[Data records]
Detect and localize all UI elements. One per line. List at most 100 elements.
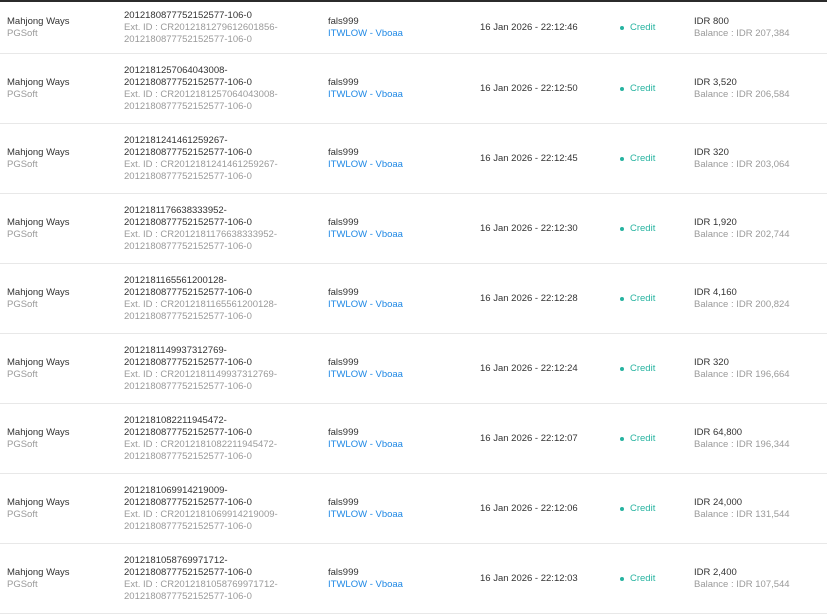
balance-after: Balance : IDR 207,384 [694,27,790,39]
external-id: 2012180877752152577-106-0 [124,450,252,462]
transaction-id-cell: 2012181176638333952- 2012180877752152577-… [124,194,324,263]
datetime-cell: 16 Jan 2026 - 22:12:50 [480,54,610,123]
datetime-cell: 16 Jan 2026 - 22:12:24 [480,334,610,403]
username: fals999 [328,15,359,27]
game-cell: Mahjong Ways PGSoft [7,474,117,543]
transaction-datetime: 16 Jan 2026 - 22:12:50 [480,82,578,94]
transaction-datetime: 16 Jan 2026 - 22:12:24 [480,362,578,374]
balance-after: Balance : IDR 200,824 [694,298,790,310]
user-cell: fals999 ITWLOW - Vboaa [328,2,468,53]
game-cell: Mahjong Ways PGSoft [7,544,117,613]
game-cell: Mahjong Ways PGSoft [7,404,117,473]
transaction-id-cell: 2012181058769971712- 2012180877752152577-… [124,544,324,613]
username: fals999 [328,426,359,438]
username: fals999 [328,216,359,228]
user-cell: fals999 ITWLOW - Vboaa [328,334,468,403]
external-id: Ext. ID : CR2012181241461259267- [124,158,278,170]
game-provider: PGSoft [7,508,38,520]
transaction-table: Mahjong Ways PGSoft 2012180877752152577-10… [0,2,827,614]
transaction-id: 2012180877752152577-106-0 [124,9,252,21]
user-cell: fals999 ITWLOW - Vboaa [328,124,468,193]
game-cell: Mahjong Ways PGSoft [7,264,117,333]
transaction-datetime: 16 Jan 2026 - 22:12:06 [480,502,578,514]
type-cell: Credit [620,264,690,333]
transaction-amount: IDR 4,160 [694,286,737,298]
game-provider: PGSoft [7,27,38,39]
status-dot-icon [620,86,624,91]
transaction-datetime: 16 Jan 2026 - 22:12:30 [480,222,578,234]
username: fals999 [328,76,359,88]
game-provider: PGSoft [7,158,38,170]
external-id: 2012180877752152577-106-0 [124,170,252,182]
type-cell: Credit [620,54,690,123]
balance-after: Balance : IDR 196,664 [694,368,790,380]
amount-cell: IDR 24,000 Balance : IDR 131,544 [694,474,827,543]
external-id: 2012180877752152577-106-0 [124,520,252,532]
type-cell: Credit [620,334,690,403]
game-name: Mahjong Ways [7,15,70,27]
external-id: Ext. ID : CR2012181082211945472- [124,438,277,450]
datetime-cell: 16 Jan 2026 - 22:12:06 [480,474,610,543]
username: fals999 [328,286,359,298]
table-row: Mahjong Ways PGSoft 2012180877752152577-10… [0,2,827,54]
transaction-amount: IDR 64,800 [694,426,743,438]
username: fals999 [328,566,359,578]
transaction-id: 2012180877752152577-106-0 [124,496,252,508]
agent-link[interactable]: ITWLOW - Vboaa [328,229,468,241]
user-cell: fals999 ITWLOW - Vboaa [328,544,468,613]
transaction-datetime: 16 Jan 2026 - 22:12:03 [480,572,578,584]
game-name: Mahjong Ways [7,426,70,438]
external-id: Ext. ID : CR2012181069914219009- [124,508,278,520]
transaction-type-badge: Credit [630,21,656,33]
agent-link[interactable]: ITWLOW - Vboaa [328,439,468,451]
type-cell: Credit [620,404,690,473]
agent-link[interactable]: ITWLOW - Vboaa [328,159,468,171]
agent-link[interactable]: ITWLOW - Vboaa [328,89,468,101]
transaction-id: 2012181176638333952- [124,204,227,216]
balance-after: Balance : IDR 206,584 [694,88,790,100]
agent-link[interactable]: ITWLOW - Vboaa [328,509,468,521]
game-provider: PGSoft [7,228,38,240]
agent-link[interactable]: ITWLOW - Vboaa [328,579,468,591]
external-id: Ext. ID : CR2012181257064043008- [124,88,278,100]
game-name: Mahjong Ways [7,286,70,298]
type-cell: Credit [620,194,690,263]
transaction-type-badge: Credit [630,432,656,444]
transaction-datetime: 16 Jan 2026 - 22:12:28 [480,292,578,304]
amount-cell: IDR 800 Balance : IDR 207,384 [694,2,827,53]
type-cell: Credit [620,124,690,193]
external-id: Ext. ID : CR2012181058769971712- [124,578,278,590]
transaction-id: 2012181149937312769- [124,344,227,356]
agent-link[interactable]: ITWLOW - Vboaa [328,28,468,40]
transaction-type-badge: Credit [630,292,656,304]
table-row: Mahjong Ways PGSoft 2012181058769971712- 20… [0,544,827,614]
transaction-amount: IDR 24,000 [694,496,743,508]
balance-after: Balance : IDR 107,544 [694,578,790,590]
agent-link[interactable]: ITWLOW - Vboaa [328,299,468,311]
game-name: Mahjong Ways [7,216,70,228]
type-cell: Credit [620,474,690,543]
game-name: Mahjong Ways [7,566,70,578]
username: fals999 [328,356,359,368]
balance-after: Balance : IDR 196,344 [694,438,790,450]
transaction-id: 2012181165561200128- [124,274,227,286]
transaction-id-cell: 2012181257064043008- 2012180877752152577-… [124,54,324,123]
transaction-id: 2012180877752152577-106-0 [124,566,252,578]
external-id: Ext. ID : CR2012181149937312769- [124,368,277,380]
user-cell: fals999 ITWLOW - Vboaa [328,474,468,543]
balance-after: Balance : IDR 131,544 [694,508,790,520]
table-row: Mahjong Ways PGSoft 2012181176638333952- 20… [0,194,827,264]
agent-link[interactable]: ITWLOW - Vboaa [328,369,468,381]
transaction-id-cell: 2012180877752152577-106-0 Ext. ID : CR201… [124,2,324,53]
amount-cell: IDR 3,520 Balance : IDR 206,584 [694,54,827,123]
user-cell: fals999 ITWLOW - Vboaa [328,194,468,263]
user-cell: fals999 ITWLOW - Vboaa [328,404,468,473]
table-row: Mahjong Ways PGSoft 2012181257064043008- 20… [0,54,827,124]
transaction-id-cell: 2012181165561200128- 2012180877752152577-… [124,264,324,333]
transaction-id-cell: 2012181241461259267- 2012180877752152577-… [124,124,324,193]
table-row: Mahjong Ways PGSoft 2012181165561200128- 20… [0,264,827,334]
transaction-type-badge: Credit [630,222,656,234]
transaction-type-badge: Credit [630,572,656,584]
transaction-id: 2012181082211945472- [124,414,227,426]
amount-cell: IDR 64,800 Balance : IDR 196,344 [694,404,827,473]
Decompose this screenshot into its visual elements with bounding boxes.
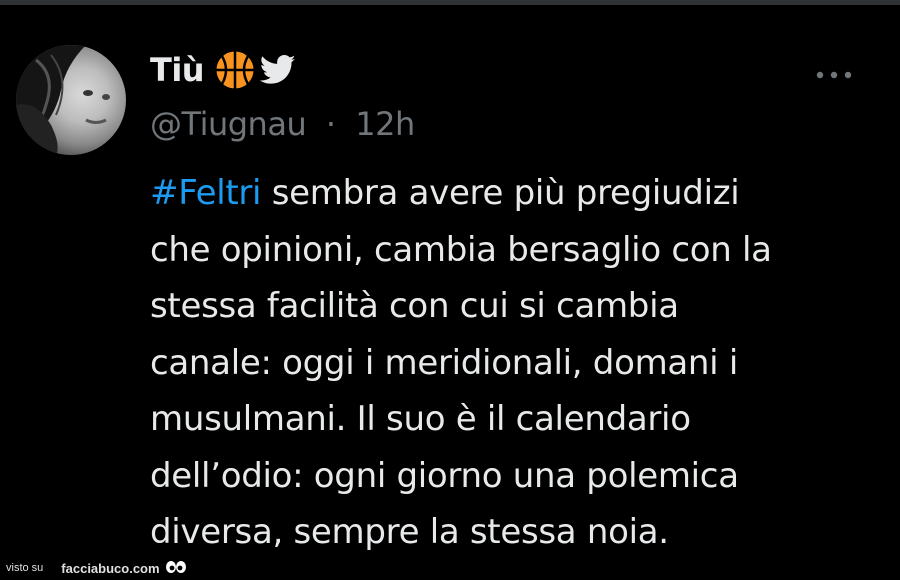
separator: · (325, 105, 336, 143)
avatar-photo (16, 45, 110, 155)
tweet-line: #Feltri sembra avere più pregiudizi (150, 165, 880, 222)
eyes-logo-icon (165, 561, 186, 573)
author-name-row: Tiù (150, 45, 296, 95)
tweet-line: canale: oggi i meridionali, domani i (150, 342, 738, 383)
basketball-icon (215, 50, 255, 90)
tweet-line: dell’odio: ogni giorno una polemica (150, 455, 739, 496)
more-options-icon[interactable] (812, 67, 856, 83)
tweet-text: #Feltri sembra avere più pregiudizi che … (150, 165, 880, 561)
handle-row: @Tiugnau · 12h (150, 105, 415, 143)
avatar[interactable] (16, 45, 126, 155)
tweet-line-text: sembra avere più pregiudizi (261, 173, 740, 213)
timestamp[interactable]: 12h (355, 105, 415, 143)
tweet-line: musulmani. Il suo è il calendario (150, 399, 691, 439)
tweet-card[interactable]: Tiù @Tiugnau · 12h #Feltri sembra avere … (0, 5, 900, 580)
watermark: visto su facciabuco.com (6, 558, 188, 578)
tweet-line: diversa, sempre la stessa noia. (150, 512, 669, 552)
tweet-line: stessa facilità con cui si cambia (150, 286, 679, 326)
display-name[interactable]: Tiù (150, 51, 205, 89)
hashtag-link[interactable]: #Feltri (150, 173, 262, 213)
tweet-line: che opinioni, cambia bersaglio con la (150, 229, 772, 270)
watermark-prefix: visto su (6, 562, 44, 574)
handle[interactable]: @Tiugnau (150, 105, 307, 143)
watermark-brand: facciabuco.com (61, 560, 160, 576)
twitter-bird-icon (260, 55, 296, 84)
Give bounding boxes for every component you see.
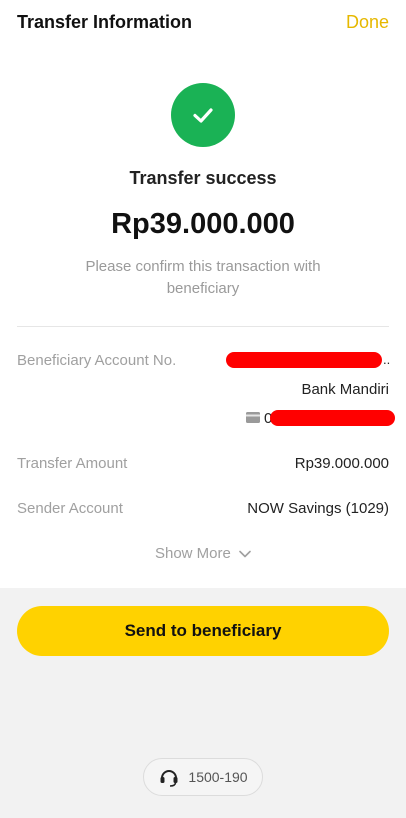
beneficiary-bank-name: Bank Mandiri	[301, 381, 389, 398]
confirm-message: Please confirm this transaction with ben…	[85, 258, 321, 297]
redacted-account-number	[226, 352, 382, 368]
page-title: Transfer Information	[17, 12, 193, 32]
success-badge	[171, 83, 235, 147]
truncation-dots: ..	[383, 352, 391, 367]
transfer-info-panel: Transfer Information Done Transfer succe…	[0, 0, 406, 588]
chevron-down-icon	[239, 550, 251, 558]
send-to-beneficiary-button[interactable]: Send to beneficiary	[17, 606, 389, 656]
card-icon	[246, 412, 260, 423]
show-more-button[interactable]: Show More	[0, 545, 406, 562]
sender-account-label: Sender Account	[17, 500, 123, 517]
send-button-label: Send to beneficiary	[124, 621, 282, 640]
divider	[17, 326, 389, 327]
beneficiary-account-label: Beneficiary Account No.	[17, 352, 177, 369]
done-button[interactable]: Done	[346, 12, 389, 33]
show-more-label: Show More	[154, 545, 231, 562]
success-title: Transfer success	[129, 168, 277, 188]
check-icon	[193, 108, 213, 123]
transfer-amount-label: Transfer Amount	[17, 455, 128, 472]
sender-account-value: NOW Savings (1029)	[247, 500, 389, 517]
hotline-number: 1500-190	[188, 769, 248, 785]
redacted-account-name	[270, 410, 395, 426]
transfer-amount-display: Rp39.000.000	[111, 208, 295, 240]
headset-icon	[160, 770, 178, 787]
transfer-amount-value: Rp39.000.000	[294, 455, 389, 472]
hotline-button[interactable]: 1500-190	[143, 758, 263, 796]
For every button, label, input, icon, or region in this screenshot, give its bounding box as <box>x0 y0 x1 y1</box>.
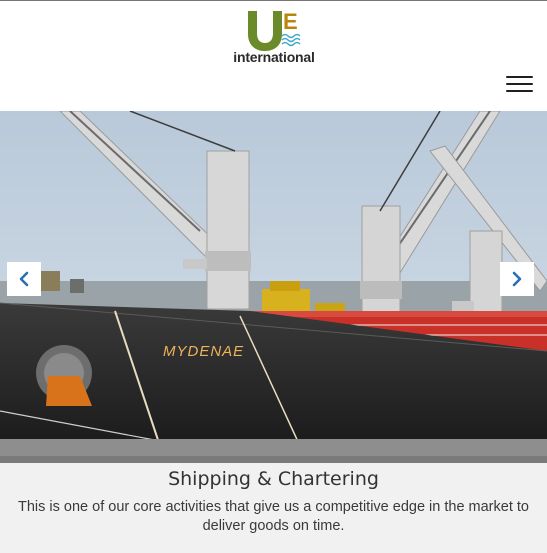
ue-logo-mark: E <box>248 9 301 51</box>
slider-prev-button[interactable] <box>7 262 41 296</box>
ship-name: MYDENAE <box>163 343 244 360</box>
hero-slider: MYDENAE <box>0 111 547 463</box>
page: E international MYDENAE Shipping & Chart… <box>0 0 547 553</box>
chevron-left-icon <box>19 271 29 287</box>
logo-e-letter: E <box>283 9 298 34</box>
hamburger-menu-button[interactable] <box>504 73 536 95</box>
slide-title: Shipping & Chartering <box>168 468 379 490</box>
hamburger-menu-icon <box>506 76 533 78</box>
slide-description: This is one of our core activities that … <box>18 499 529 534</box>
cargo-ship-image: MYDENAE <box>0 111 547 463</box>
slide-caption: Shipping & Chartering This is one of our… <box>0 463 547 553</box>
site-header: E international <box>0 1 547 111</box>
site-logo[interactable]: E international <box>232 9 316 67</box>
slider-next-button[interactable] <box>500 262 534 296</box>
chevron-right-icon <box>512 271 522 287</box>
logo-text: international <box>233 49 315 65</box>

PROBLEM DETAILS: Recast everything from the line containing "balance-after: Balance : IDR 207,384" down to the line containing "balance-after: Balance : IDR 200,824" in the data above as a Markdown table with the columns Row and Line, leaving out any blank lines.

PROBLEM SOLUTION:
| Row | Line |
|---|---|
| 1 | balance-after: Balance : IDR 207,384 [694,27,790,39] |
| 2 | external-id: 2012180877752152577-106-0 [124,450,252,462] |
| 3 | transaction-id-cell: 2012181176638333952- 2012180877752152577-… [124,194,324,263] |
| 4 | datetime-cell: 16 Jan 2026 - 22:12:50 [480,54,610,123] |
| 5 | datetime-cell: 16 Jan 2026 - 22:12:24 [480,334,610,403] |
| 6 | username: fals999 [328,15,359,27] |
| 7 | game-cell: Mahjong Ways PGSoft [7,474,117,543] |
| 8 | transaction-datetime: 16 Jan 2026 - 22:12:50 [480,82,578,94] |
| 9 | transaction-datetime: 16 Jan 2026 - 22:12:24 [480,362,578,374] |
| 10 | balance-after: Balance : IDR 200,824 [694,298,790,310] |